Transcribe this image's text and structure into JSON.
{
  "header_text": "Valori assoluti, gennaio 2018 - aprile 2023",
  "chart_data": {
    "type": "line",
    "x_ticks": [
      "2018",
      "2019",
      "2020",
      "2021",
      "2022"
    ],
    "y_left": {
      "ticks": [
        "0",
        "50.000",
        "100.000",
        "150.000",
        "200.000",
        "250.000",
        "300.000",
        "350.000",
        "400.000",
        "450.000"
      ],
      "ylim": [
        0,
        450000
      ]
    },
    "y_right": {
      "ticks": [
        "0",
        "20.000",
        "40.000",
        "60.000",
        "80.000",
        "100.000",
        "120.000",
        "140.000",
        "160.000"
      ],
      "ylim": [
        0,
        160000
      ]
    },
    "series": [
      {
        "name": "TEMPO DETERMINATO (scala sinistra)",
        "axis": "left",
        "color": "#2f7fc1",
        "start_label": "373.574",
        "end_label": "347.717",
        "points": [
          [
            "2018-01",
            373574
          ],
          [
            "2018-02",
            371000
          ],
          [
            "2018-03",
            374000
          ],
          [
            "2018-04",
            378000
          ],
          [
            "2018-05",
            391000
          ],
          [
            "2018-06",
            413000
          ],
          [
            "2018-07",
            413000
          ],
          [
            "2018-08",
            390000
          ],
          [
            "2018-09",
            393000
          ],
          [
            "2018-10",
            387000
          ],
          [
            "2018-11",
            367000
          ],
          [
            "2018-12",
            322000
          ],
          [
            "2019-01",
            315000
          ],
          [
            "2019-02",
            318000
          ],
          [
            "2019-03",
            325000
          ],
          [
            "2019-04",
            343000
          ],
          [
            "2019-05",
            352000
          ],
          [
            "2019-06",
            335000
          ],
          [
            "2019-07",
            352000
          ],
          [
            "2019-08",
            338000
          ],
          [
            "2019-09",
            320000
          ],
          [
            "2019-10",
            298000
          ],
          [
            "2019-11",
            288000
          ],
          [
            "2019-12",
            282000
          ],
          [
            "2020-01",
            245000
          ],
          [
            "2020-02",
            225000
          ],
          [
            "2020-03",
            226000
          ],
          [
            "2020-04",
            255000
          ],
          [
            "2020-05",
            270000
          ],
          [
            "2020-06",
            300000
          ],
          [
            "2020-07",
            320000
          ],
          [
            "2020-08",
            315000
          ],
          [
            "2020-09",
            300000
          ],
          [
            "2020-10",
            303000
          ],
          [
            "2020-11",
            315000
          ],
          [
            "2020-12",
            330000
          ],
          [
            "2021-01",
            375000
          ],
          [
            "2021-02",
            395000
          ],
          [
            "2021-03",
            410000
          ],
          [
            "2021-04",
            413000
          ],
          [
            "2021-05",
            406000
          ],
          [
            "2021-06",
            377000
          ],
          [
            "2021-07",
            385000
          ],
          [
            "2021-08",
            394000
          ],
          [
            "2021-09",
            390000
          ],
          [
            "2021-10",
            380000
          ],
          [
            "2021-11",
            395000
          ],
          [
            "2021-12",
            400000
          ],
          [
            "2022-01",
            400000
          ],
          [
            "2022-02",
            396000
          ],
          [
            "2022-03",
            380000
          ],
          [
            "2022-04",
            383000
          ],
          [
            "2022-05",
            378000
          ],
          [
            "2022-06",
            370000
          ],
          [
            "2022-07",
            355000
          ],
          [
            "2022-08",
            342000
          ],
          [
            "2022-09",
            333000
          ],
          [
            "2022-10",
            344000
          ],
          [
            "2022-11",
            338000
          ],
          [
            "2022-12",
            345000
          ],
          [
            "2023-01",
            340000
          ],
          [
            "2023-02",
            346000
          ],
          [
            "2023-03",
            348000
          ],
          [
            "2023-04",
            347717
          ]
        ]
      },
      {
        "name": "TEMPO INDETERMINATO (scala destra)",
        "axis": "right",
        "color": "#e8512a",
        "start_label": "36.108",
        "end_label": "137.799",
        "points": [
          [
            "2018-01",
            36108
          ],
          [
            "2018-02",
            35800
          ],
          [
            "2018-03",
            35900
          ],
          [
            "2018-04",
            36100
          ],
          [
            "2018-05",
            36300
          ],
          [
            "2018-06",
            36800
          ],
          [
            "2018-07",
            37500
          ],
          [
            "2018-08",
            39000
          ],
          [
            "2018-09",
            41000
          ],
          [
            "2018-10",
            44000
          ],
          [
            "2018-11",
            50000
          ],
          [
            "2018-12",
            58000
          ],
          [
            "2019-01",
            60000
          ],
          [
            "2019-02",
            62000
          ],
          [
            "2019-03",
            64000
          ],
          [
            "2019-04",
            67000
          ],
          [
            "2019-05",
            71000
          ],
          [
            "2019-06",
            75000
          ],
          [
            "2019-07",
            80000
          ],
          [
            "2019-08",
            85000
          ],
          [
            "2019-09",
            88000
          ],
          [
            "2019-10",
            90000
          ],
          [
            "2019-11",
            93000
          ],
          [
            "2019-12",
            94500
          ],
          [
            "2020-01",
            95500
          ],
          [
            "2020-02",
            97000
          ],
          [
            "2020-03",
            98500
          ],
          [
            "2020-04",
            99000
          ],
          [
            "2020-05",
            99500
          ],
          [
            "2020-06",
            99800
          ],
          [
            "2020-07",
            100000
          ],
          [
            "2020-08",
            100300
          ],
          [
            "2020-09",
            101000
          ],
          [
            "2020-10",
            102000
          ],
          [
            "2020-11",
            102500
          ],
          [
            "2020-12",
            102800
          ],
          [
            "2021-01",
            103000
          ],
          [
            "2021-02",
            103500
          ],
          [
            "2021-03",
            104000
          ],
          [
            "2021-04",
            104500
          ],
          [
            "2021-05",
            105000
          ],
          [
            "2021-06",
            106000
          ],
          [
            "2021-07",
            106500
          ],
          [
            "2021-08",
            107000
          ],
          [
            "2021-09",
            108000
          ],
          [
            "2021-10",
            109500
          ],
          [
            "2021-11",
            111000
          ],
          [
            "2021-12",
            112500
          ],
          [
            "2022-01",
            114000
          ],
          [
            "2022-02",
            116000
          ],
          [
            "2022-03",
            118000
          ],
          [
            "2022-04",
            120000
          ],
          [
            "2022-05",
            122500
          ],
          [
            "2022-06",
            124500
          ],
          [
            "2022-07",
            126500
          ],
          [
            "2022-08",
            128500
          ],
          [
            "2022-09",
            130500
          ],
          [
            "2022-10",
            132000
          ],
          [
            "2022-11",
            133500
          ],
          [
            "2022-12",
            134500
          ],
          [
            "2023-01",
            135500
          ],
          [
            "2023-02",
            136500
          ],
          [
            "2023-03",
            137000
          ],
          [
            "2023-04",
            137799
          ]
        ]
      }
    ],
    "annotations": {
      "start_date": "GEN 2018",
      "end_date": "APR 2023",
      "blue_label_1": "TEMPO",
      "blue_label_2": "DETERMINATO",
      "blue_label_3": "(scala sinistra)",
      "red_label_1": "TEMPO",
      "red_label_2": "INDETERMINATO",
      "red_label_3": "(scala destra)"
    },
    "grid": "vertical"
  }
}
• • • •
[The task]
Please set down each line of the records exactly as given.

[Task answer]
Transcribe this image's text and structure into JSON.
{
  "header_text": "Valori assoluti, gennaio 2018 - aprile 2023",
  "chart_data": {
    "type": "line",
    "x_ticks": [
      "2018",
      "2019",
      "2020",
      "2021",
      "2022"
    ],
    "y_left": {
      "ticks": [
        "0",
        "50.000",
        "100.000",
        "150.000",
        "200.000",
        "250.000",
        "300.000",
        "350.000",
        "400.000",
        "450.000"
      ],
      "ylim": [
        0,
        450000
      ]
    },
    "y_right": {
      "ticks": [
        "0",
        "20.000",
        "40.000",
        "60.000",
        "80.000",
        "100.000",
        "120.000",
        "140.000",
        "160.000"
      ],
      "ylim": [
        0,
        160000
      ]
    },
    "series": [
      {
        "name": "TEMPO DETERMINATO (scala sinistra)",
        "axis": "left",
        "color": "#2f7fc1",
        "start_label": "373.574",
        "end_label": "347.717",
        "points": [
          [
            "2018-01",
            373574
          ],
          [
            "2018-02",
            371000
          ],
          [
            "2018-03",
            374000
          ],
          [
            "2018-04",
            378000
          ],
          [
            "2018-05",
            391000
          ],
          [
            "2018-06",
            413000
          ],
          [
            "2018-07",
            413000
          ],
          [
            "2018-08",
            390000
          ],
          [
            "2018-09",
            393000
          ],
          [
            "2018-10",
            387000
          ],
          [
            "2018-11",
            367000
          ],
          [
            "2018-12",
            322000
          ],
          [
            "2019-01",
            315000
          ],
          [
            "2019-02",
            318000
          ],
          [
            "2019-03",
            325000
          ],
          [
            "2019-04",
            343000
          ],
          [
            "2019-05",
            352000
          ],
          [
            "2019-06",
            335000
          ],
          [
            "2019-07",
            352000
          ],
          [
            "2019-08",
            338000
          ],
          [
            "2019-09",
            320000
          ],
          [
            "2019-10",
            298000
          ],
          [
            "2019-11",
            288000
          ],
          [
            "2019-12",
            282000
          ],
          [
            "2020-01",
            245000
          ],
          [
            "2020-02",
            225000
          ],
          [
            "2020-03",
            226000
          ],
          [
            "2020-04",
            255000
          ],
          [
            "2020-05",
            270000
          ],
          [
            "2020-06",
            300000
          ],
          [
            "2020-07",
            320000
          ],
          [
            "2020-08",
            315000
          ],
          [
            "2020-09",
            300000
          ],
          [
            "2020-10",
            303000
          ],
          [
            "2020-11",
            315000
          ],
          [
            "2020-12",
            330000
          ],
          [
            "2021-01",
            375000
          ],
          [
            "2021-02",
            395000
          ],
          [
            "2021-03",
            410000
          ],
          [
            "2021-04",
            413000
          ],
          [
            "2021-05",
            406000
          ],
          [
            "2021-06",
            377000
          ],
          [
            "2021-07",
            385000
          ],
          [
            "2021-08",
            394000
          ],
          [
            "2021-09",
            390000
          ],
          [
            "2021-10",
            380000
          ],
          [
            "2021-11",
            395000
          ],
          [
            "2021-12",
            400000
          ],
          [
            "2022-01",
            400000
          ],
          [
            "2022-02",
            396000
          ],
          [
            "2022-03",
            380000
          ],
          [
            "2022-04",
            383000
          ],
          [
            "2022-05",
            378000
          ],
          [
            "2022-06",
            370000
          ],
          [
            "2022-07",
            355000
          ],
          [
            "2022-08",
            342000
          ],
          [
            "2022-09",
            333000
          ],
          [
            "2022-10",
            344000
          ],
          [
            "2022-11",
            338000
          ],
          [
            "2022-12",
            345000
          ],
          [
            "2023-01",
            340000
          ],
          [
            "2023-02",
            346000
          ],
          [
            "2023-03",
            348000
          ],
          [
            "2023-04",
            347717
          ]
        ]
      },
      {
        "name": "TEMPO INDETERMINATO (scala destra)",
        "axis": "right",
        "color": "#e8512a",
        "start_label": "36.108",
        "end_label": "137.799",
        "points": [
          [
            "2018-01",
            36108
          ],
          [
            "2018-02",
            35800
          ],
          [
            "2018-03",
            35900
          ],
          [
            "2018-04",
            36100
          ],
          [
            "2018-05",
            36300
          ],
          [
            "2018-06",
            36800
          ],
          [
            "2018-07",
            37500
          ],
          [
            "2018-08",
            39000
          ],
          [
            "2018-09",
            41000
          ],
          [
            "2018-10",
            44000
          ],
          [
            "2018-11",
            50000
          ],
          [
            "2018-12",
            58000
          ],
          [
            "2019-01",
            60000
          ],
          [
            "2019-02",
            62000
          ],
          [
            "2019-03",
            64000
          ],
          [
            "2019-04",
            67000
          ],
          [
            "2019-05",
            71000
          ],
          [
            "2019-06",
            75000
          ],
          [
            "2019-07",
            80000
          ],
          [
            "2019-08",
            85000
          ],
          [
            "2019-09",
            88000
          ],
          [
            "2019-10",
            90000
          ],
          [
            "2019-11",
            93000
          ],
          [
            "2019-12",
            94500
          ],
          [
            "2020-01",
            95500
          ],
          [
            "2020-02",
            97000
          ],
          [
            "2020-03",
            98500
          ],
          [
            "2020-04",
            99000
          ],
          [
            "2020-05",
            99500
          ],
          [
            "2020-06",
            99800
          ],
          [
            "2020-07",
            100000
          ],
          [
            "2020-08",
            100300
          ],
          [
            "2020-09",
            101000
          ],
          [
            "2020-10",
            102000
          ],
          [
            "2020-11",
            102500
          ],
          [
            "2020-12",
            102800
          ],
          [
            "2021-01",
            103000
          ],
          [
            "2021-02",
            103500
          ],
          [
            "2021-03",
            104000
          ],
          [
            "2021-04",
            104500
          ],
          [
            "2021-05",
            105000
          ],
          [
            "2021-06",
            106000
          ],
          [
            "2021-07",
            106500
          ],
          [
            "2021-08",
            107000
          ],
          [
            "2021-09",
            108000
          ],
          [
            "2021-10",
            109500
          ],
          [
            "2021-11",
            111000
          ],
          [
            "2021-12",
            112500
          ],
          [
            "2022-01",
            114000
          ],
          [
            "2022-02",
            116000
          ],
          [
            "2022-03",
            118000
          ],
          [
            "2022-04",
            120000
          ],
          [
            "2022-05",
            122500
          ],
          [
            "2022-06",
            124500
          ],
          [
            "2022-07",
            126500
          ],
          [
            "2022-08",
            128500
          ],
          [
            "2022-09",
            130500
          ],
          [
            "2022-10",
            132000
          ],
          [
            "2022-11",
            133500
          ],
          [
            "2022-12",
            134500
          ],
          [
            "2023-01",
            135500
          ],
          [
            "2023-02",
            136500
          ],
          [
            "2023-03",
            137000
          ],
          [
            "2023-04",
            137799
          ]
        ]
      }
    ],
    "annotations": {
      "start_date": "GEN 2018",
      "end_date": "APR 2023",
      "blue_label_1": "TEMPO",
      "blue_label_2": "DETERMINATO",
      "blue_label_3": "(scala sinistra)",
      "red_label_1": "TEMPO",
      "red_label_2": "INDETERMINATO",
      "red_label_3": "(scala destra)"
    },
    "grid": "vertical"
  }
}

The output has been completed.